═════ AVAILABLE RECORDS ═════

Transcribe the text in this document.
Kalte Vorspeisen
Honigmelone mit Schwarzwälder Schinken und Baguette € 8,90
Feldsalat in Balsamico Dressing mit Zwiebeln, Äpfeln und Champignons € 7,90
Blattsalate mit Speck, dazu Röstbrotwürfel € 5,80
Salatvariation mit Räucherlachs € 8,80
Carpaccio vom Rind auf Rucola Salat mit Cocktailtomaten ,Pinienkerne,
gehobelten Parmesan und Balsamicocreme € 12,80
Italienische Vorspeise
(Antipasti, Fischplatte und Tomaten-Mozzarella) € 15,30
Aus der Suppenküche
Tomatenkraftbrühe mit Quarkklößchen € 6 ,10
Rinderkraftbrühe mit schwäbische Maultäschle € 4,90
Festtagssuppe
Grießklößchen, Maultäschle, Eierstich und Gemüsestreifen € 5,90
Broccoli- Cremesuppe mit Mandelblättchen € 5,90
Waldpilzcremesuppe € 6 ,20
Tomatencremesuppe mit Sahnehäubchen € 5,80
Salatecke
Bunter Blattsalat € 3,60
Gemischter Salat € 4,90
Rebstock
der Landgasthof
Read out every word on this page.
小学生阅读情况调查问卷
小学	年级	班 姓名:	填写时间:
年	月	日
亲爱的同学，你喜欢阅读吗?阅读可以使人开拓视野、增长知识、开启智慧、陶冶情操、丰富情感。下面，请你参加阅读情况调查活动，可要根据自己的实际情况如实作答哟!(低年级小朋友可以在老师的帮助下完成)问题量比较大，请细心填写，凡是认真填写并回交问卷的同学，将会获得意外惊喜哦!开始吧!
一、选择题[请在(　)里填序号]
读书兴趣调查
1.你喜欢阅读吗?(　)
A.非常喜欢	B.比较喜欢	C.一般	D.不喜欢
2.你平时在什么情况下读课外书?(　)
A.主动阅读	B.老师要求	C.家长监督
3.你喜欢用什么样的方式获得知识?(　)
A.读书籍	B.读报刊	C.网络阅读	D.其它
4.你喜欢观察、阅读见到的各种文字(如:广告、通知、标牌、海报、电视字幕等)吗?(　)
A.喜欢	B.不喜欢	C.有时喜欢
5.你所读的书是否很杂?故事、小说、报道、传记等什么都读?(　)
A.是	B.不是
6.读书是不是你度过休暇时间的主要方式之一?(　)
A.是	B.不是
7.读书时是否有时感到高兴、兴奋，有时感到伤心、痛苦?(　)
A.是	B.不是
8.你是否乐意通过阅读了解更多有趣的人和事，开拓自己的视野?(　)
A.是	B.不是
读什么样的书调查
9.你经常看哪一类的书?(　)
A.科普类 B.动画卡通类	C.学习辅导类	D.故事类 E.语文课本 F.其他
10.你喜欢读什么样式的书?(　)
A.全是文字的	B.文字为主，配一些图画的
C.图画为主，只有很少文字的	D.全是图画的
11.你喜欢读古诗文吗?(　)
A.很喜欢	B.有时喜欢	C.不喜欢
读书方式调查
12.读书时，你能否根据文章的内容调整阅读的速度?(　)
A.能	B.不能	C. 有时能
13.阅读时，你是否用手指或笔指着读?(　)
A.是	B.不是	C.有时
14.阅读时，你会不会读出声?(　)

═════

*INSTRUCTION*
Every line above needs to be retyped exactly.

*COMPLETED EXERCISE*
Transcribe the text in this document.
Kalte Vorspeisen
Honigmelone mit Schwarzwälder Schinken und Baguette € 8,90
Feldsalat in Balsamico Dressing mit Zwiebeln, Äpfeln und Champignons € 7,90
Blattsalate mit Speck, dazu Röstbrotwürfel € 5,80
Salatvariation mit Räucherlachs € 8,80
Carpaccio vom Rind auf Rucola Salat mit Cocktailtomaten ,Pinienkerne,
gehobelten Parmesan und Balsamicocreme € 12,80
Italienische Vorspeise
(Antipasti, Fischplatte und Tomaten-Mozzarella) € 15,30
Aus der Suppenküche
Tomatenkraftbrühe mit Quarkklößchen € 6 ,10
Rinderkraftbrühe mit schwäbische Maultäschle € 4,90
Festtagssuppe
Grießklößchen, Maultäschle, Eierstich und Gemüsestreifen € 5,90
Broccoli- Cremesuppe mit Mandelblättchen € 5,90
Waldpilzcremesuppe € 6 ,20
Tomatencremesuppe mit Sahnehäubchen € 5,80
Salatecke
Bunter Blattsalat € 3,60
Gemischter Salat € 4,90
Rebstock
der Landgasthof
Read out every word on this page.
小学生阅读情况调查问卷
小学	年级	班 姓名:	填写时间:
年	月	日
亲爱的同学，你喜欢阅读吗?阅读可以使人开拓视野、增长知识、开启智慧、陶冶情操、丰富情感。下面，请你参加阅读情况调查活动，可要根据自己的实际情况如实作答哟!(低年级小朋友可以在老师的帮助下完成)问题量比较大，请细心填写，凡是认真填写并回交问卷的同学，将会获得意外惊喜哦!开始吧!
一、选择题[请在(　)里填序号]
读书兴趣调查
1.你喜欢阅读吗?(　)
A.非常喜欢	B.比较喜欢	C.一般	D.不喜欢
2.你平时在什么情况下读课外书?(　)
A.主动阅读	B.老师要求	C.家长监督
3.你喜欢用什么样的方式获得知识?(　)
A.读书籍	B.读报刊	C.网络阅读	D.其它
4.你喜欢观察、阅读见到的各种文字(如:广告、通知、标牌、海报、电视字幕等)吗?(　)
A.喜欢	B.不喜欢	C.有时喜欢
5.你所读的书是否很杂?故事、小说、报道、传记等什么都读?(　)
A.是	B.不是
6.读书是不是你度过休暇时间的主要方式之一?(　)
A.是	B.不是
7.读书时是否有时感到高兴、兴奋，有时感到伤心、痛苦?(　)
A.是	B.不是
8.你是否乐意通过阅读了解更多有趣的人和事，开拓自己的视野?(　)
A.是	B.不是
读什么样的书调查
9.你经常看哪一类的书?(　)
A.科普类 B.动画卡通类	C.学习辅导类	D.故事类 E.语文课本 F.其他
10.你喜欢读什么样式的书?(　)
A.全是文字的	B.文字为主，配一些图画的
C.图画为主，只有很少文字的	D.全是图画的
11.你喜欢读古诗文吗?(　)
A.很喜欢	B.有时喜欢	C.不喜欢
读书方式调查
12.读书时，你能否根据文章的内容调整阅读的速度?(　)
A.能	B.不能	C. 有时能
13.阅读时，你是否用手指或笔指着读?(　)
A.是	B.不是	C.有时
14.阅读时，你会不会读出声?(　)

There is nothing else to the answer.